**MATERIAL PROVIDED**
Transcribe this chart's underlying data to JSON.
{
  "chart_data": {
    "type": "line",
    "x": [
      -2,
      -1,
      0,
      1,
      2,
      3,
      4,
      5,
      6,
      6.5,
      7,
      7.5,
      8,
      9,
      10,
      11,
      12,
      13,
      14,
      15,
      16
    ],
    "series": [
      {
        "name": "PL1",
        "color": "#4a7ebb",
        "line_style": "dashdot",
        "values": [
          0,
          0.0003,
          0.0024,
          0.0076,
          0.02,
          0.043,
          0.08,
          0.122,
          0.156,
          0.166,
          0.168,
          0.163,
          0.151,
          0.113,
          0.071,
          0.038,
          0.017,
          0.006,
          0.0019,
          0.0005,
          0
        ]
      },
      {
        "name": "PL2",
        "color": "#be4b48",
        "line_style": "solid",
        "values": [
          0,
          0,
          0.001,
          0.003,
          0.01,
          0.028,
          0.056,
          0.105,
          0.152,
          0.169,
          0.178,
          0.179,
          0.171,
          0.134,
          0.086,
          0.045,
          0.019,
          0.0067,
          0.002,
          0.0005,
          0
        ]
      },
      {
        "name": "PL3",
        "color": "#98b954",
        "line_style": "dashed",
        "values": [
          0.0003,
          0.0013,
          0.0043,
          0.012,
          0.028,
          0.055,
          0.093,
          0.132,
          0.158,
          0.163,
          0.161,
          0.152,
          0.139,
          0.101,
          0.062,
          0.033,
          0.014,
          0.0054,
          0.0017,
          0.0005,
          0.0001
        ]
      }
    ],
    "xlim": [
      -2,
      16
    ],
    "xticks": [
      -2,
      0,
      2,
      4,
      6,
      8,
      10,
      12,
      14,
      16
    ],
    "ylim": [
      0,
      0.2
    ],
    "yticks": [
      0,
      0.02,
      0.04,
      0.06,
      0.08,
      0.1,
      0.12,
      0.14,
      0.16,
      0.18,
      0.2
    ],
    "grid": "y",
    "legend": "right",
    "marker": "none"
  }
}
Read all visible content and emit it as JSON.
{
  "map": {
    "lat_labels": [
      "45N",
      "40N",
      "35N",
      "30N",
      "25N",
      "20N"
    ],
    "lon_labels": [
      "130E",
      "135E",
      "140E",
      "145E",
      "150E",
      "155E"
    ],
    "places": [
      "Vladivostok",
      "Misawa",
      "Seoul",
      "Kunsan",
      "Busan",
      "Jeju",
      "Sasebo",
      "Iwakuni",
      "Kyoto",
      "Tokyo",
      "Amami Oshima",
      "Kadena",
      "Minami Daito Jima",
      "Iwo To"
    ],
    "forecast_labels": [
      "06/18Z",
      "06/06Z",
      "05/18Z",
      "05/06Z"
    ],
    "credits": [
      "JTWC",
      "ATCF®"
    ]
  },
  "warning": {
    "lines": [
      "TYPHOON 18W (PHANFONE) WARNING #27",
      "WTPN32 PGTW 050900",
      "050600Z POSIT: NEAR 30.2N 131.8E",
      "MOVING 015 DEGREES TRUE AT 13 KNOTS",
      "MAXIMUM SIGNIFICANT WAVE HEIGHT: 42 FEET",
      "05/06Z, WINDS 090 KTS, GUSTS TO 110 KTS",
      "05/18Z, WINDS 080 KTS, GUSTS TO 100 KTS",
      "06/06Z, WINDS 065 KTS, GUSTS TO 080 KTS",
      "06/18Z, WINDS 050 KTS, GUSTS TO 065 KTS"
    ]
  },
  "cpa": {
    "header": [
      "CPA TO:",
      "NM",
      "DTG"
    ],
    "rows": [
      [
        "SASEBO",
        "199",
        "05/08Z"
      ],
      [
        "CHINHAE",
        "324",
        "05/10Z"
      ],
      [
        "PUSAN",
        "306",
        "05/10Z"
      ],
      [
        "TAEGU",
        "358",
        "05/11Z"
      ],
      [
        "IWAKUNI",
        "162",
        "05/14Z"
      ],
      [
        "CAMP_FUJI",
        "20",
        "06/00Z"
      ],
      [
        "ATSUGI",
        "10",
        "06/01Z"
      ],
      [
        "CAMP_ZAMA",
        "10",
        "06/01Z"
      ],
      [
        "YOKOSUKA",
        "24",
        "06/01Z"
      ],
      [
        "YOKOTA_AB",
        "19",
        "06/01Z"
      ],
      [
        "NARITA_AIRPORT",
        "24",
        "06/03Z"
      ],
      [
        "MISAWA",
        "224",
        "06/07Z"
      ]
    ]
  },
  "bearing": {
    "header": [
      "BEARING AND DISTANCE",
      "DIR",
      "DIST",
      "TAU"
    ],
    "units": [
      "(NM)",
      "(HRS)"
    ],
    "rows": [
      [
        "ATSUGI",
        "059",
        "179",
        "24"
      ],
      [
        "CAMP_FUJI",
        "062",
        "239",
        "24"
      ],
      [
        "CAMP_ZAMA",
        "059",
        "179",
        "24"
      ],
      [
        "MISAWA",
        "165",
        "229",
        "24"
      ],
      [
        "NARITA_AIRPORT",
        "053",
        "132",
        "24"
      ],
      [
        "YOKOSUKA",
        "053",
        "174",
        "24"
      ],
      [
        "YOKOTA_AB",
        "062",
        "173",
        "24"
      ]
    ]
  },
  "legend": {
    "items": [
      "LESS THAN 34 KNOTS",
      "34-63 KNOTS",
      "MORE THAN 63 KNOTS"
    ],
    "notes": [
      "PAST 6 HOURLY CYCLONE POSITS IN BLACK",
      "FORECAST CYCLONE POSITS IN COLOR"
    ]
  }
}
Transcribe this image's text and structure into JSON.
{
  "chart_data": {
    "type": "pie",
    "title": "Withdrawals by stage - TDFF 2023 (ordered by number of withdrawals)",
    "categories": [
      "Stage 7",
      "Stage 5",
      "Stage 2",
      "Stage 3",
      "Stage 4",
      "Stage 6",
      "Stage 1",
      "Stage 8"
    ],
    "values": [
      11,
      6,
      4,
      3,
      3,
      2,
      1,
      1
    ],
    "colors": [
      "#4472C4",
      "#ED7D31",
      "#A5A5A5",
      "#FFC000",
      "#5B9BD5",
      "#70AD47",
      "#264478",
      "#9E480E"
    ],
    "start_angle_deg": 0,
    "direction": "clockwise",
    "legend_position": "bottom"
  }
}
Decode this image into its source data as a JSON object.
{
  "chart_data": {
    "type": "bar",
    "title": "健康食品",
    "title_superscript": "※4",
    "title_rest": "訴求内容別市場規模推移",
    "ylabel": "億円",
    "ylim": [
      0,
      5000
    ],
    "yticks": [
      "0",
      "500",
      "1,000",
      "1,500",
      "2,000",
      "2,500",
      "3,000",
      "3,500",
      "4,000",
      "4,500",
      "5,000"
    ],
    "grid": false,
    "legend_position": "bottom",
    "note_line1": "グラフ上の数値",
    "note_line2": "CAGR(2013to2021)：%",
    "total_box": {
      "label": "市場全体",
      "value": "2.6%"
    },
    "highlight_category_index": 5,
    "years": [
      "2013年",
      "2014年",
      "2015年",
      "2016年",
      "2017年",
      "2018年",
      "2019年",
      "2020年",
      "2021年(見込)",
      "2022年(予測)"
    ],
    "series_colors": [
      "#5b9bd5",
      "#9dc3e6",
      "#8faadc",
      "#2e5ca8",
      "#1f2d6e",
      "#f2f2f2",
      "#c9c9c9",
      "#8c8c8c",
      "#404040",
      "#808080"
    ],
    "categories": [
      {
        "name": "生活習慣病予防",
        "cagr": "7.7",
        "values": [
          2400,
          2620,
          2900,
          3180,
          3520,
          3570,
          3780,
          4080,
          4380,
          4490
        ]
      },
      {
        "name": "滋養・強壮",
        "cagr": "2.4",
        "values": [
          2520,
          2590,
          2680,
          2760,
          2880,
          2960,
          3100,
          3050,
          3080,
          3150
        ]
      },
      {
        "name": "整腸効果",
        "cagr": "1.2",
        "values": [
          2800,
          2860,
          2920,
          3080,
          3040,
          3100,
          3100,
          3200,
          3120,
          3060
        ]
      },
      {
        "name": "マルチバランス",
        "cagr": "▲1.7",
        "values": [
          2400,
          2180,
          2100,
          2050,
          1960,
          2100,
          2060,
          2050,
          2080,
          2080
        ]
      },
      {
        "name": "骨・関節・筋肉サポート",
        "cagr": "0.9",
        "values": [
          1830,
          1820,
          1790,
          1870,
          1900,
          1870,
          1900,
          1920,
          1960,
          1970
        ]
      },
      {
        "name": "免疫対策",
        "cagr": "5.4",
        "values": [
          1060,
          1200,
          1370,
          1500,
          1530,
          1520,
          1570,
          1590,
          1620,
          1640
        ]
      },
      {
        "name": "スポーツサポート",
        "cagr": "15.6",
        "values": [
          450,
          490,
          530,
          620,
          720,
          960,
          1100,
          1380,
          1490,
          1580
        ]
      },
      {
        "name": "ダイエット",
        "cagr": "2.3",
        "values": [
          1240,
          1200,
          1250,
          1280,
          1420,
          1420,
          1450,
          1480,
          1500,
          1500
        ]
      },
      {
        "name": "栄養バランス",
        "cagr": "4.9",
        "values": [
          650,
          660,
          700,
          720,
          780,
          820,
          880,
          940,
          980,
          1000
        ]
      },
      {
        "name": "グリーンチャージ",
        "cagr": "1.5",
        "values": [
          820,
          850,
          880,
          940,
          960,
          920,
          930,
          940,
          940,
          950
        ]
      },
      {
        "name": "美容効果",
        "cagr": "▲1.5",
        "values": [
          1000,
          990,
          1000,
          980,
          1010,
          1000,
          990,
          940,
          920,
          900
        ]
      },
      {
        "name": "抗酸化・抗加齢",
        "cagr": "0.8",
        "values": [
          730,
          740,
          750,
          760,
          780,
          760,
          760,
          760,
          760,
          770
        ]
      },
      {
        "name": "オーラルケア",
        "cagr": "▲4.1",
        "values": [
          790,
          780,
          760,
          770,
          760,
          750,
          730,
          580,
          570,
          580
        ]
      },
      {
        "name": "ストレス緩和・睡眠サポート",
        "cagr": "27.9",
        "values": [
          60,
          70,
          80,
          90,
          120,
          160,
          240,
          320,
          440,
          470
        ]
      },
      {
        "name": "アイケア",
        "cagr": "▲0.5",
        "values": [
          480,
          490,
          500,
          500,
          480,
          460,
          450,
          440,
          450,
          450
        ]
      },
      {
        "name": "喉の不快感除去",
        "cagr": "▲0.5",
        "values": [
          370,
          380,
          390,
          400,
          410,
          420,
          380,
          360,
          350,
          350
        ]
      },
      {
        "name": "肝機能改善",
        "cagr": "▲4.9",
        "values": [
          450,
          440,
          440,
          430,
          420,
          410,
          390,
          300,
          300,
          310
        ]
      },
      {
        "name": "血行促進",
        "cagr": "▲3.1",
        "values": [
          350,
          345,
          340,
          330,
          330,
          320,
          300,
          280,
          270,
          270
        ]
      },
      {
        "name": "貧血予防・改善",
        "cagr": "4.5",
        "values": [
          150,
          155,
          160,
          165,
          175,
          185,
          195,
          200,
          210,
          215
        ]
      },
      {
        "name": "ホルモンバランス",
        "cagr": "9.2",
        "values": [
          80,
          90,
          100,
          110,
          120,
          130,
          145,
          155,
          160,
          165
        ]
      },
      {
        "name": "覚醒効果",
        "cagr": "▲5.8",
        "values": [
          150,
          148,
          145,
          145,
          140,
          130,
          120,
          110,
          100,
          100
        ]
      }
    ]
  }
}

**TASK TO COMPLETE**
Across the material above, how many lines include the string "CYCLONE"? Only the number is wanted.

**ANSWER TO THE TASK**
2